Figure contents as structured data
※
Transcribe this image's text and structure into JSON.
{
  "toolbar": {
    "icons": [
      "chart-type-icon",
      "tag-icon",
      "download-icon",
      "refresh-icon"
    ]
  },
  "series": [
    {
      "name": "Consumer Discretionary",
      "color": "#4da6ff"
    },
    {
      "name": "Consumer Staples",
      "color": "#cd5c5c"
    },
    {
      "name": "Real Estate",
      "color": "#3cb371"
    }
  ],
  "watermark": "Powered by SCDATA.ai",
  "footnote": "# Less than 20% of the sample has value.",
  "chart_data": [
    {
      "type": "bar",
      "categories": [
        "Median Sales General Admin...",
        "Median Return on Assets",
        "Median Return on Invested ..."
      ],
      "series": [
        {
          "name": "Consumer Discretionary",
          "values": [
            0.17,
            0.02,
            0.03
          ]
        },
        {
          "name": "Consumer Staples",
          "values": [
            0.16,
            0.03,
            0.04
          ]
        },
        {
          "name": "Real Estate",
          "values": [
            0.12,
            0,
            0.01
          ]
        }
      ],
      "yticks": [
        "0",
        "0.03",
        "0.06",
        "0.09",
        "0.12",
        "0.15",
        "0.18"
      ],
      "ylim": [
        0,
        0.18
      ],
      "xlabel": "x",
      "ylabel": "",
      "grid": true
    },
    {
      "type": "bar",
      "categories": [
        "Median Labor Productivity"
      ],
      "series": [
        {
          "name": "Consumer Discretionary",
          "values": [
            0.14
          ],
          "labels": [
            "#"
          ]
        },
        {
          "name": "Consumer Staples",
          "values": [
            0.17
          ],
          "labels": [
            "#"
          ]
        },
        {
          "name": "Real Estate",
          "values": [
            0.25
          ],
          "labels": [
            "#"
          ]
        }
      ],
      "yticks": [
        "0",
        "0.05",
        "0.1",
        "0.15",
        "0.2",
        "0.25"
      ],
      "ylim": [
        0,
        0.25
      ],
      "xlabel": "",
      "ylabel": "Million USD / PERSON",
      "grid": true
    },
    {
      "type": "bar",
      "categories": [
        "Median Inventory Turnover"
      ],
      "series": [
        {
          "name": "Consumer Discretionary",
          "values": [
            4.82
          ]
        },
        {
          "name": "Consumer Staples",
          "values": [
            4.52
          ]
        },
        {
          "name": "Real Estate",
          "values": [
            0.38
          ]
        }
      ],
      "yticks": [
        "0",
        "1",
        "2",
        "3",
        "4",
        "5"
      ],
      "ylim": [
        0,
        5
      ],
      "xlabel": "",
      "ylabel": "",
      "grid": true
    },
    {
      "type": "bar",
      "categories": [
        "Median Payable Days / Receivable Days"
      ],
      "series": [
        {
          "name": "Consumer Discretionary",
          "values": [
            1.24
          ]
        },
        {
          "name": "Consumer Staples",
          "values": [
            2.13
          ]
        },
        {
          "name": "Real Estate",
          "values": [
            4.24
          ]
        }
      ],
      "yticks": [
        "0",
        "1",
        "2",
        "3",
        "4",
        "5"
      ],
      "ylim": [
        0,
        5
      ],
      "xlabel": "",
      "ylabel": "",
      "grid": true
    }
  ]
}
※
### GOAL
Output all of the data again. Match it exactly.

### SOLUTION
Transcribe this image's text and structure into JSON.
{
  "toolbar": {
    "icons": [
      "chart-type-icon",
      "tag-icon",
      "download-icon",
      "refresh-icon"
    ]
  },
  "series": [
    {
      "name": "Consumer Discretionary",
      "color": "#4da6ff"
    },
    {
      "name": "Consumer Staples",
      "color": "#cd5c5c"
    },
    {
      "name": "Real Estate",
      "color": "#3cb371"
    }
  ],
  "watermark": "Powered by SCDATA.ai",
  "footnote": "# Less than 20% of the sample has value.",
  "chart_data": [
    {
      "type": "bar",
      "categories": [
        "Median Sales General Admin...",
        "Median Return on Assets",
        "Median Return on Invested ..."
      ],
      "series": [
        {
          "name": "Consumer Discretionary",
          "values": [
            0.17,
            0.02,
            0.03
          ]
        },
        {
          "name": "Consumer Staples",
          "values": [
            0.16,
            0.03,
            0.04
          ]
        },
        {
          "name": "Real Estate",
          "values": [
            0.12,
            0,
            0.01
          ]
        }
      ],
      "yticks": [
        "0",
        "0.03",
        "0.06",
        "0.09",
        "0.12",
        "0.15",
        "0.18"
      ],
      "ylim": [
        0,
        0.18
      ],
      "xlabel": "x",
      "ylabel": "",
      "grid": true
    },
    {
      "type": "bar",
      "categories": [
        "Median Labor Productivity"
      ],
      "series": [
        {
          "name": "Consumer Discretionary",
          "values": [
            0.14
          ],
          "labels": [
            "#"
          ]
        },
        {
          "name": "Consumer Staples",
          "values": [
            0.17
          ],
          "labels": [
            "#"
          ]
        },
        {
          "name": "Real Estate",
          "values": [
            0.25
          ],
          "labels": [
            "#"
          ]
        }
      ],
      "yticks": [
        "0",
        "0.05",
        "0.1",
        "0.15",
        "0.2",
        "0.25"
      ],
      "ylim": [
        0,
        0.25
      ],
      "xlabel": "",
      "ylabel": "Million USD / PERSON",
      "grid": true
    },
    {
      "type": "bar",
      "categories": [
        "Median Inventory Turnover"
      ],
      "series": [
        {
          "name": "Consumer Discretionary",
          "values": [
            4.82
          ]
        },
        {
          "name": "Consumer Staples",
          "values": [
            4.52
          ]
        },
        {
          "name": "Real Estate",
          "values": [
            0.38
          ]
        }
      ],
      "yticks": [
        "0",
        "1",
        "2",
        "3",
        "4",
        "5"
      ],
      "ylim": [
        0,
        5
      ],
      "xlabel": "",
      "ylabel": "",
      "grid": true
    },
    {
      "type": "bar",
      "categories": [
        "Median Payable Days / Receivable Days"
      ],
      "series": [
        {
          "name": "Consumer Discretionary",
          "values": [
            1.24
          ]
        },
        {
          "name": "Consumer Staples",
          "values": [
            2.13
          ]
        },
        {
          "name": "Real Estate",
          "values": [
            4.24
          ]
        }
      ],
      "yticks": [
        "0",
        "1",
        "2",
        "3",
        "4",
        "5"
      ],
      "ylim": [
        0,
        5
      ],
      "xlabel": "",
      "ylabel": "",
      "grid": true
    }
  ]
}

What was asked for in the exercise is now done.